* **Problem statement**
Exactly as written, quote every line that follows, skipping the images.

▬▬▬

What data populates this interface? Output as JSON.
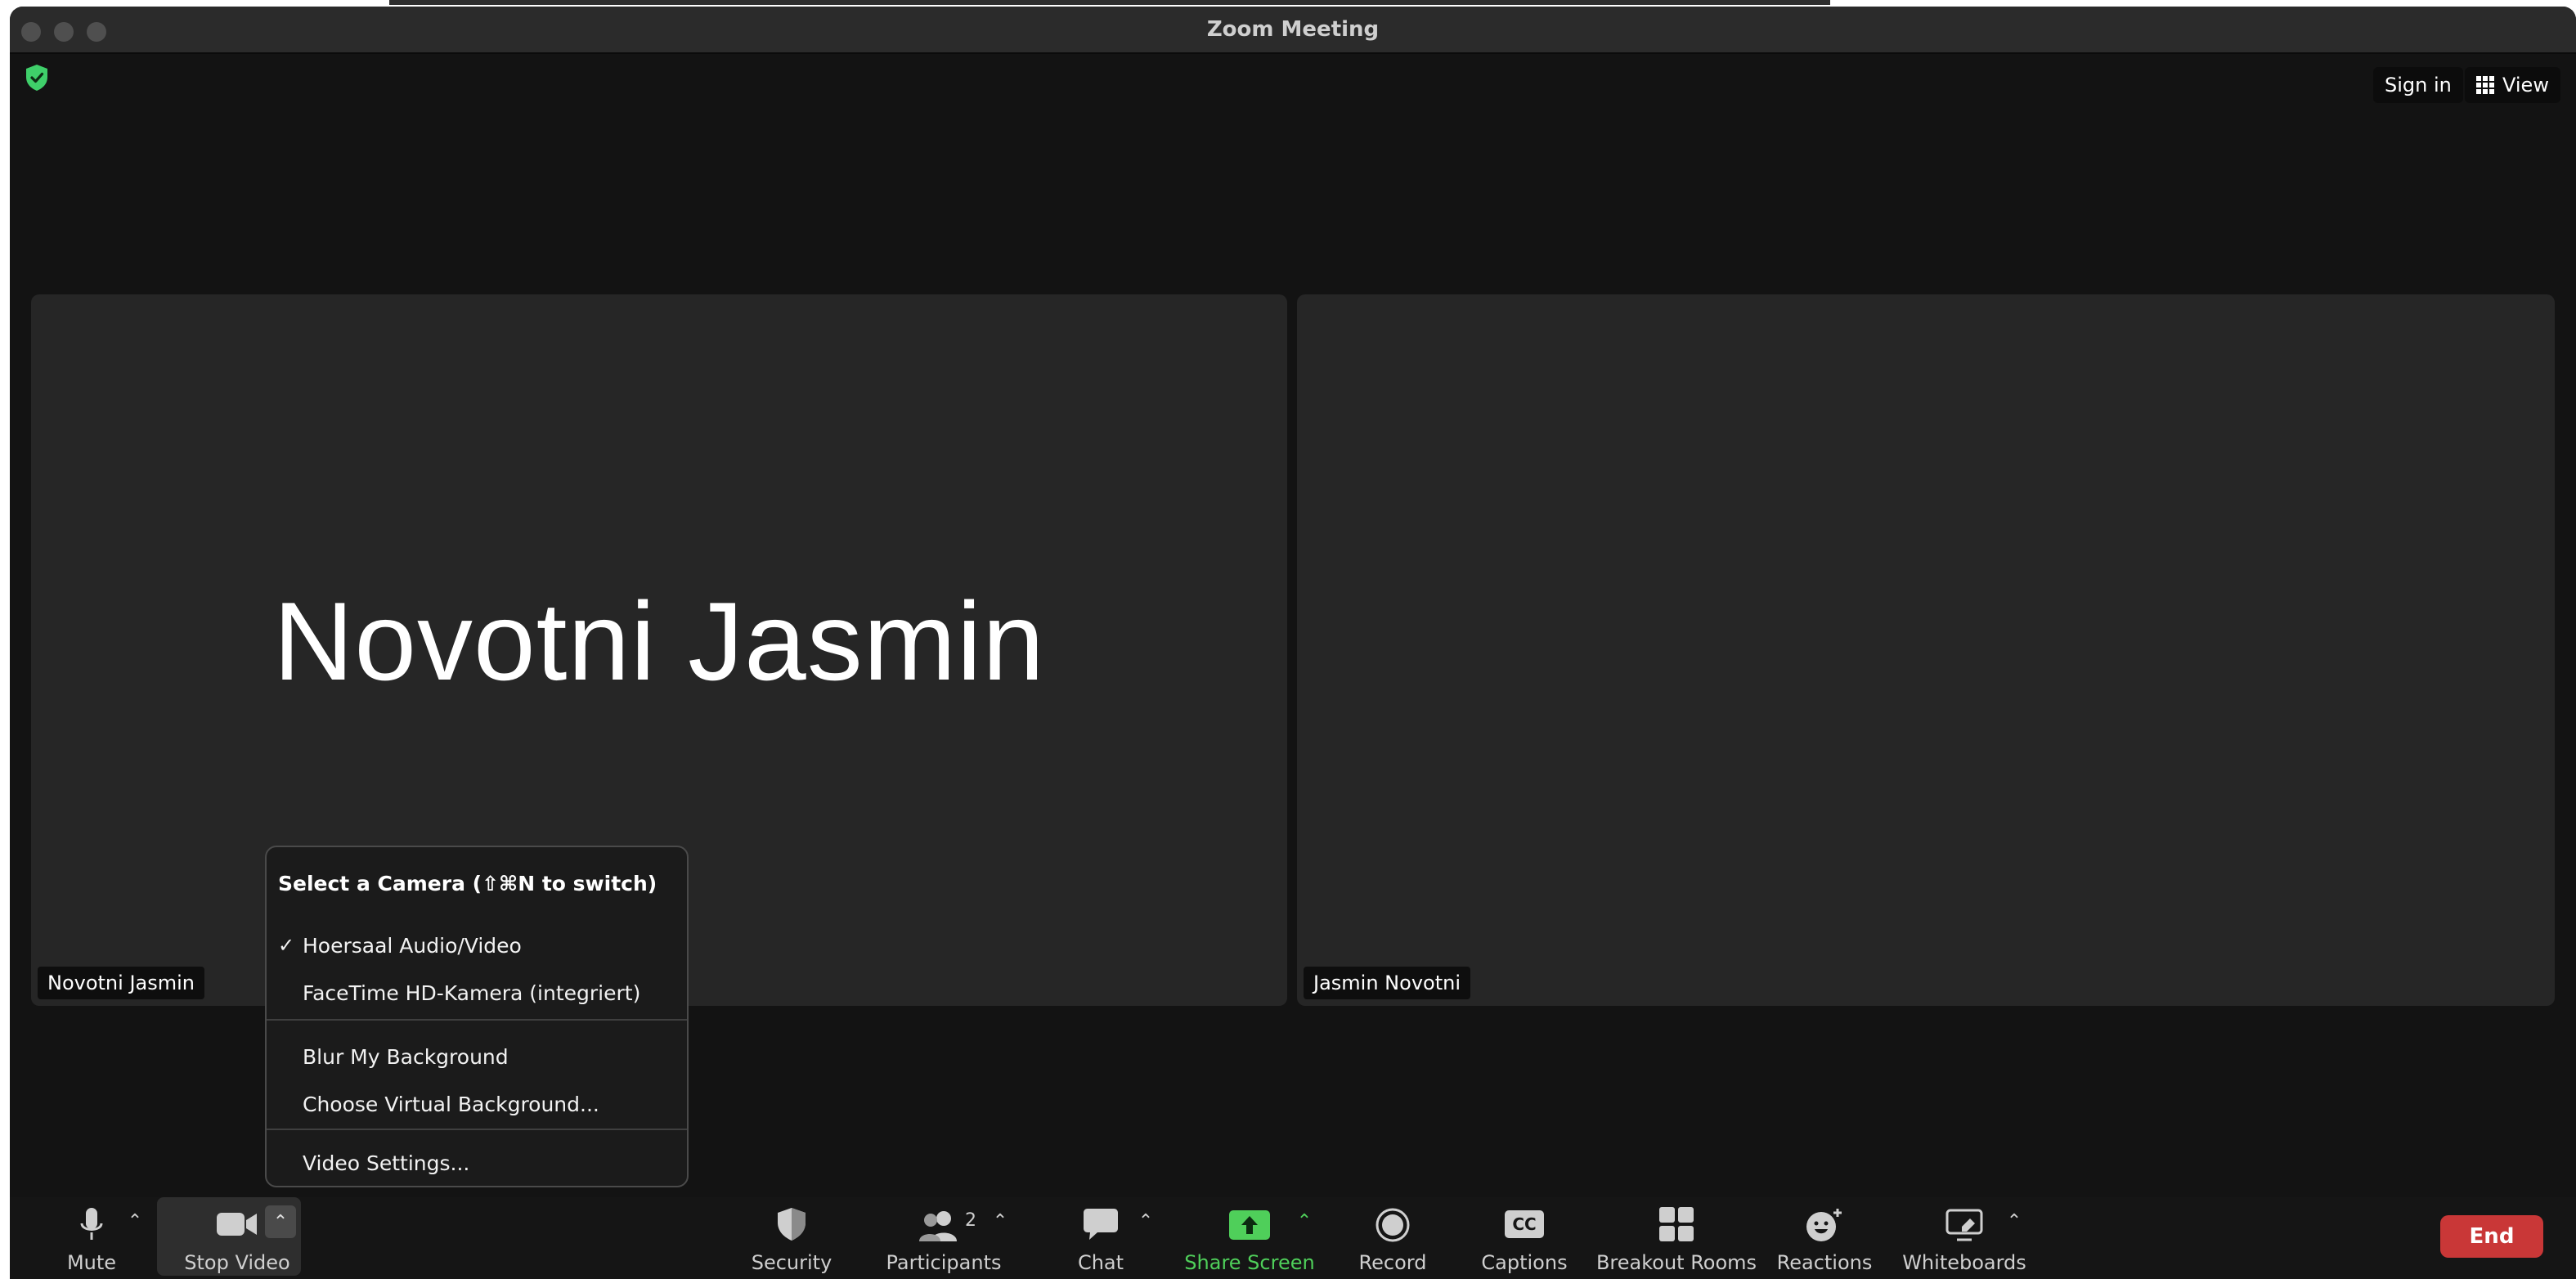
{
  "window": {
    "title": "Zoom Meeting"
  },
  "top_bar": {
    "sign_in_label": "Sign in",
    "view_label": "View"
  },
  "tiles": [
    {
      "big_name": "Novotni Jasmin",
      "name_tag": "Novotni Jasmin"
    },
    {
      "big_name": "",
      "name_tag": "Jasmin Novotni"
    }
  ],
  "camera_menu": {
    "header": "Select a Camera (⇧⌘N to switch)",
    "cameras": [
      {
        "label": "Hoersaal Audio/Video",
        "checked": true
      },
      {
        "label": "FaceTime HD-Kamera (integriert)",
        "checked": false
      }
    ],
    "check_mark": "✓",
    "background_items": [
      "Blur My Background",
      "Choose Virtual Background..."
    ],
    "settings_item": "Video Settings..."
  },
  "toolbar": {
    "mute": "Mute",
    "stop_video": "Stop Video",
    "security": "Security",
    "participants": "Participants",
    "participants_count": "2",
    "chat": "Chat",
    "share_screen": "Share Screen",
    "record": "Record",
    "captions": "Captions",
    "captions_badge": "CC",
    "breakout_rooms": "Breakout Rooms",
    "reactions": "Reactions",
    "whiteboards": "Whiteboards",
    "end": "End"
  },
  "colors": {
    "share_green": "#4fcf5a",
    "end_red": "#c93737",
    "security_shield": "#3fcf6a"
  }
}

▬▬▬

* **Result**
What data populates this interface? Output as JSON.
{
  "window": {
    "title": "Zoom Meeting"
  },
  "top_bar": {
    "sign_in_label": "Sign in",
    "view_label": "View"
  },
  "tiles": [
    {
      "big_name": "Novotni Jasmin",
      "name_tag": "Novotni Jasmin"
    },
    {
      "big_name": "",
      "name_tag": "Jasmin Novotni"
    }
  ],
  "camera_menu": {
    "header": "Select a Camera (⇧⌘N to switch)",
    "cameras": [
      {
        "label": "Hoersaal Audio/Video",
        "checked": true
      },
      {
        "label": "FaceTime HD-Kamera (integriert)",
        "checked": false
      }
    ],
    "check_mark": "✓",
    "background_items": [
      "Blur My Background",
      "Choose Virtual Background..."
    ],
    "settings_item": "Video Settings..."
  },
  "toolbar": {
    "mute": "Mute",
    "stop_video": "Stop Video",
    "security": "Security",
    "participants": "Participants",
    "participants_count": "2",
    "chat": "Chat",
    "share_screen": "Share Screen",
    "record": "Record",
    "captions": "Captions",
    "captions_badge": "CC",
    "breakout_rooms": "Breakout Rooms",
    "reactions": "Reactions",
    "whiteboards": "Whiteboards",
    "end": "End"
  },
  "colors": {
    "share_green": "#4fcf5a",
    "end_red": "#c93737",
    "security_shield": "#3fcf6a"
  }
}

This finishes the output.